### WHAT THE EXERCISE ASKS
Check each line of the material below for "расположенного". Report how many have it, with no other words.

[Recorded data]
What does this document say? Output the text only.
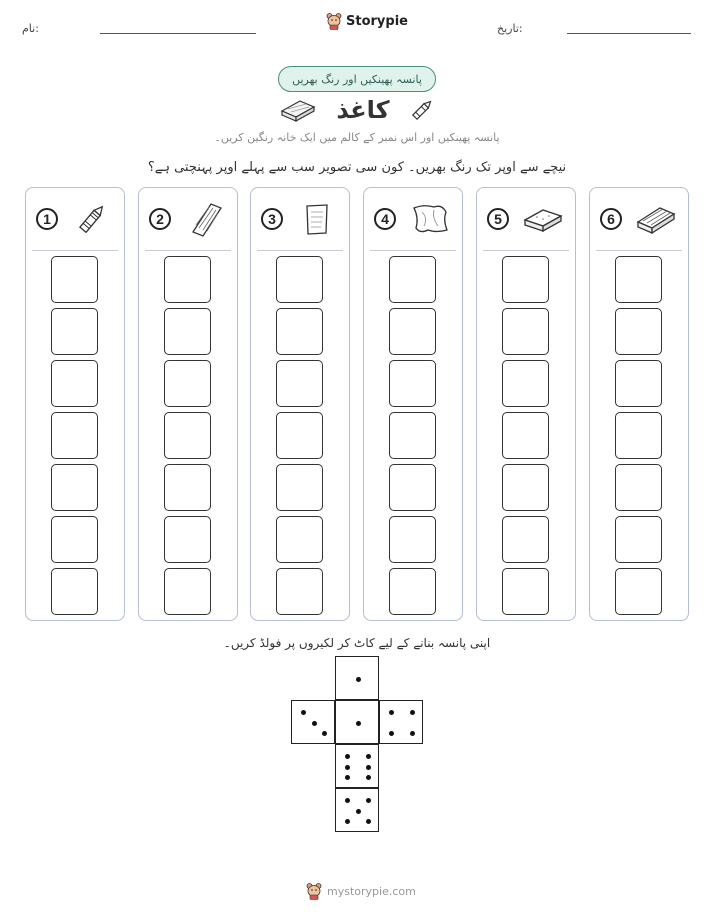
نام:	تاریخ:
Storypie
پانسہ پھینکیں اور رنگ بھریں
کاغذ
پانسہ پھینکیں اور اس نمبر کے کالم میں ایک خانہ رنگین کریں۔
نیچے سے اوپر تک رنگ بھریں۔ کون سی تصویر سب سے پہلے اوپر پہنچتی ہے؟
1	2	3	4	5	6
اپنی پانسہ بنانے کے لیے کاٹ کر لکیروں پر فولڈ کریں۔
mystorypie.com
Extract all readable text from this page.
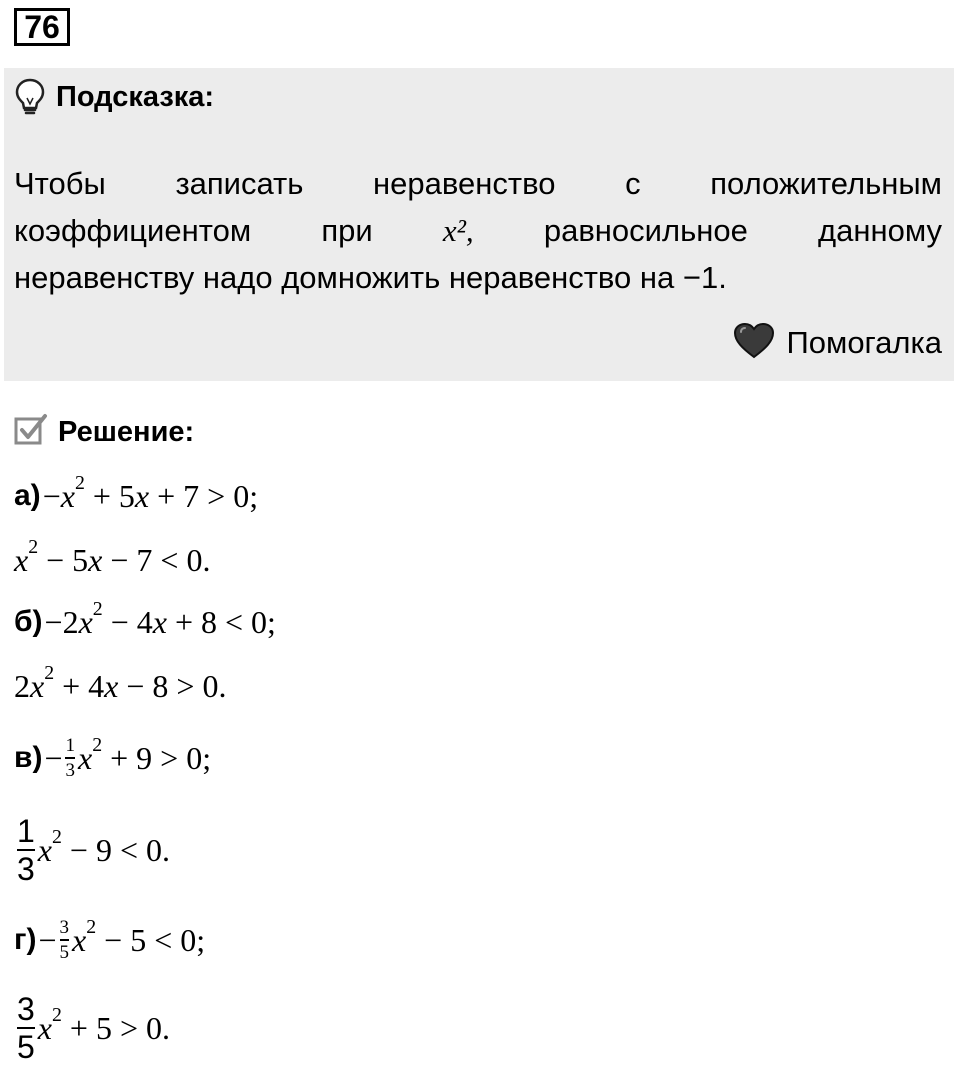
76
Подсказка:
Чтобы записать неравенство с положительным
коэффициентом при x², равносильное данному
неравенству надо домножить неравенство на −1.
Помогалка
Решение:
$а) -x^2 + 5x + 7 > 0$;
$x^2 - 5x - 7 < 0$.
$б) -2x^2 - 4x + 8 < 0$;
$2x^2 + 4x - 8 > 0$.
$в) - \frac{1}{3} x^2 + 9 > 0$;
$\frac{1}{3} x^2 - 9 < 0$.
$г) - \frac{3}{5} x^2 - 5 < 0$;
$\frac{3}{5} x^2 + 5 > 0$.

---

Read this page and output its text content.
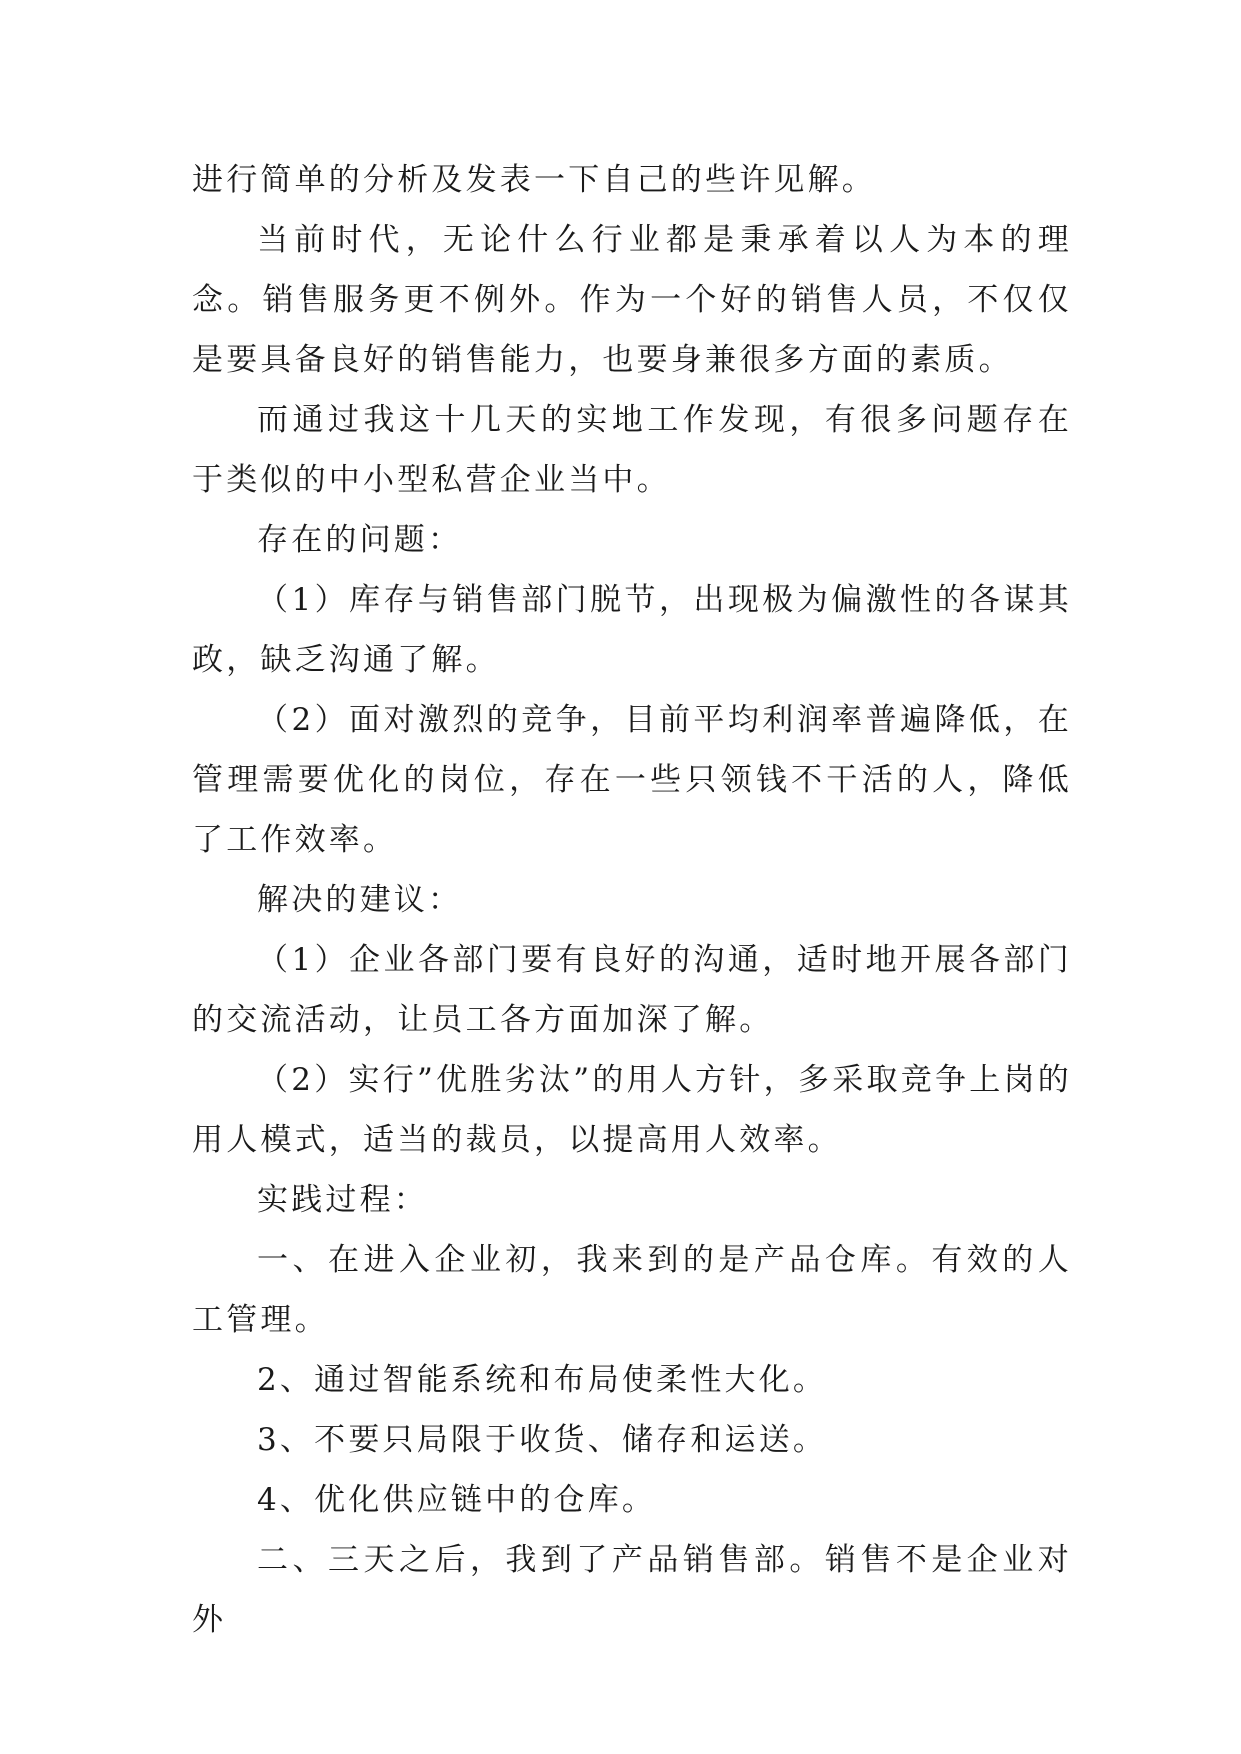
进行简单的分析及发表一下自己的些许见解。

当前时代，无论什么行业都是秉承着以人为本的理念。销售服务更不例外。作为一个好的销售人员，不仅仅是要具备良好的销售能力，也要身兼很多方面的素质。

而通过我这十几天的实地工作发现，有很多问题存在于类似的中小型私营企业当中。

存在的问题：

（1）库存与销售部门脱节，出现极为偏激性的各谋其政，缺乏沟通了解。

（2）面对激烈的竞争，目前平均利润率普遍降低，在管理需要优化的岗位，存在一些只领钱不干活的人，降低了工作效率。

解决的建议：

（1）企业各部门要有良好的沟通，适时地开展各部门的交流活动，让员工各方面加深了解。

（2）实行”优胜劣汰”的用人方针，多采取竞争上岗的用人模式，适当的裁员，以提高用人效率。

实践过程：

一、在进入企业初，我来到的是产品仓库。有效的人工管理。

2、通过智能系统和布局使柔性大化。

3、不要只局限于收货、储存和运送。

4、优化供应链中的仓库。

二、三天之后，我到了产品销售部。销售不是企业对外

...

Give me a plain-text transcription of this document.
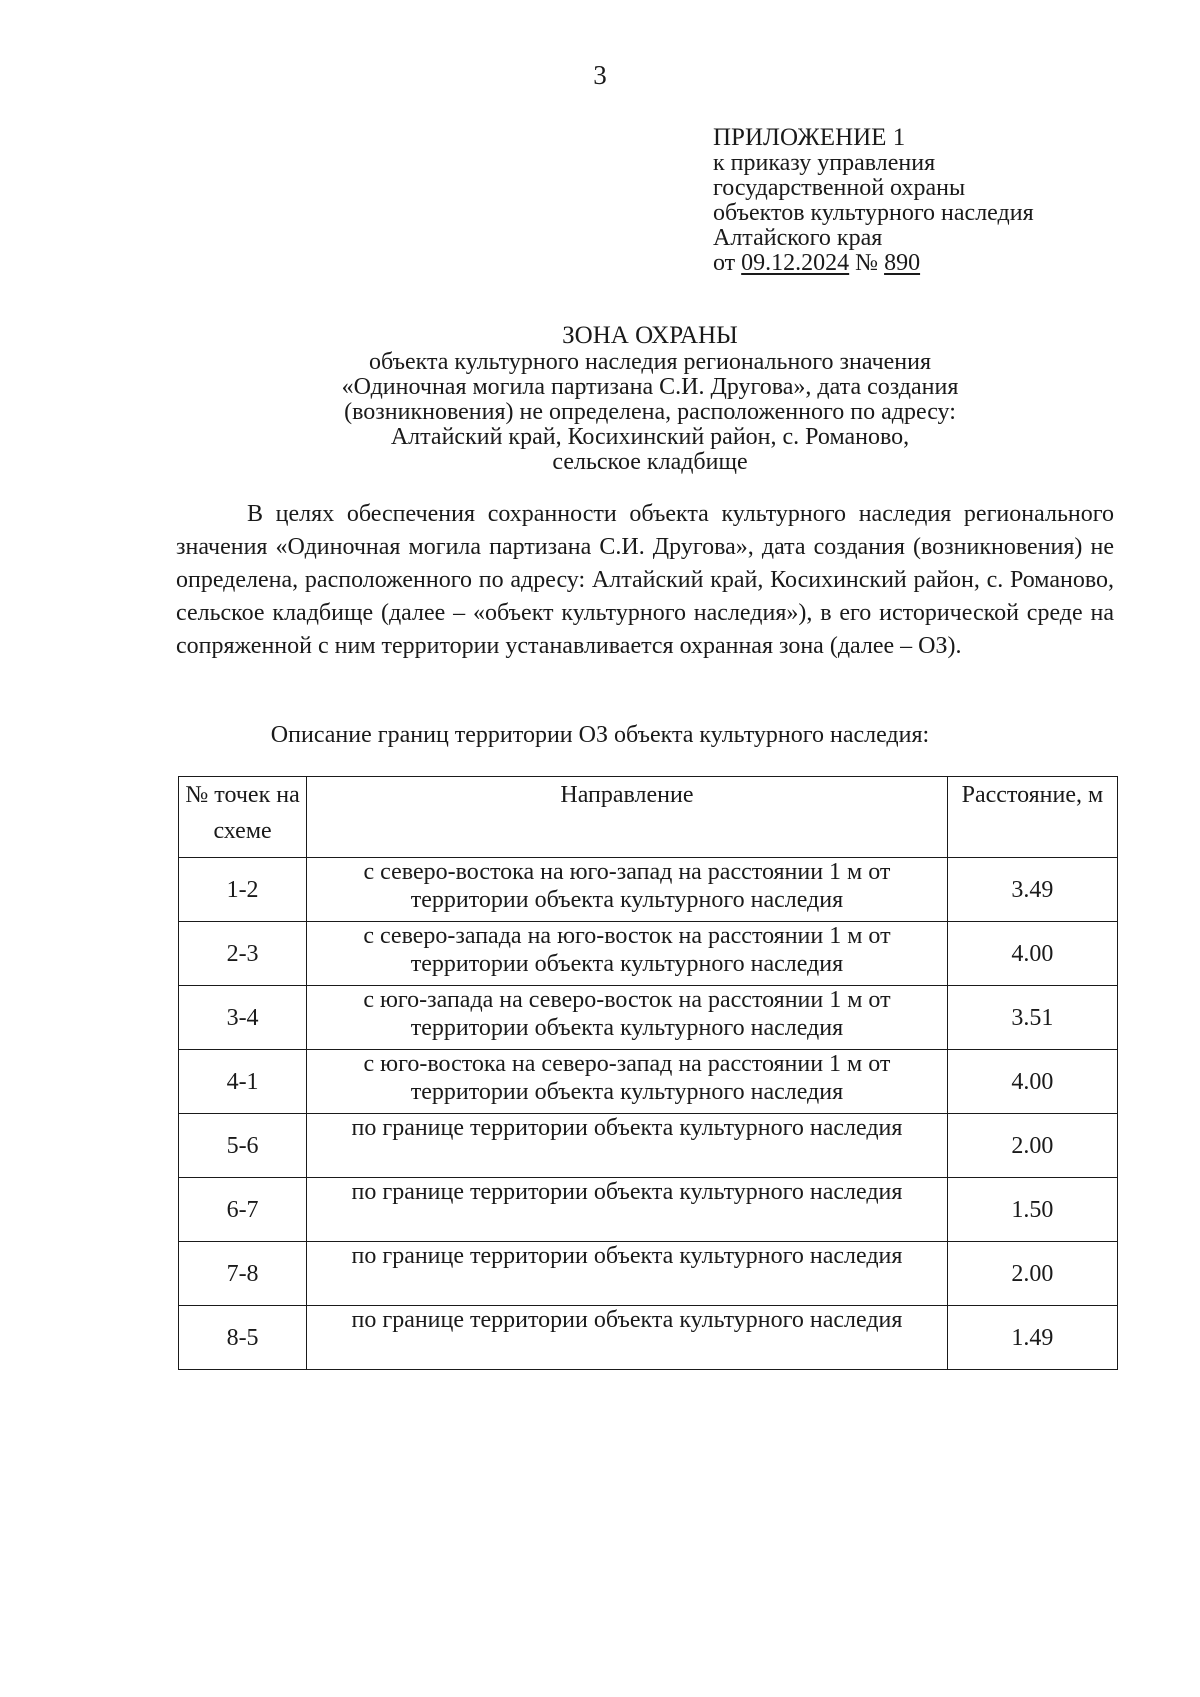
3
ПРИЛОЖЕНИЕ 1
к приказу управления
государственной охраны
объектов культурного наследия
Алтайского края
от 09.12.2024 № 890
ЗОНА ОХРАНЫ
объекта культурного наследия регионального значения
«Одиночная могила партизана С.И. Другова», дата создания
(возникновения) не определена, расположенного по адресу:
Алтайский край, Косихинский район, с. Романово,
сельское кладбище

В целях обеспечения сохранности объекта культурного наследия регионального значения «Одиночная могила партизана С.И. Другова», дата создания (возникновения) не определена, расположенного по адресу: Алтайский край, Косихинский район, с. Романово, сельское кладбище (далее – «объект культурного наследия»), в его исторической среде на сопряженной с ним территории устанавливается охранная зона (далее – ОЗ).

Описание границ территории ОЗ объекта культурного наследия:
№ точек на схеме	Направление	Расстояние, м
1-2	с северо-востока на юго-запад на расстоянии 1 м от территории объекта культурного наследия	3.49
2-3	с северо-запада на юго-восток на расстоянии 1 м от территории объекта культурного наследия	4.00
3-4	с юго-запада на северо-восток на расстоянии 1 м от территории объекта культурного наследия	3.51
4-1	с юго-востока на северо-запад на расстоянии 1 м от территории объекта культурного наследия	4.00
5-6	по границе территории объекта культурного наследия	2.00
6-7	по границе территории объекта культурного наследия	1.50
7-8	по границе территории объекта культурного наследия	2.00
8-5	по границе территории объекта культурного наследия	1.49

### REPLY
2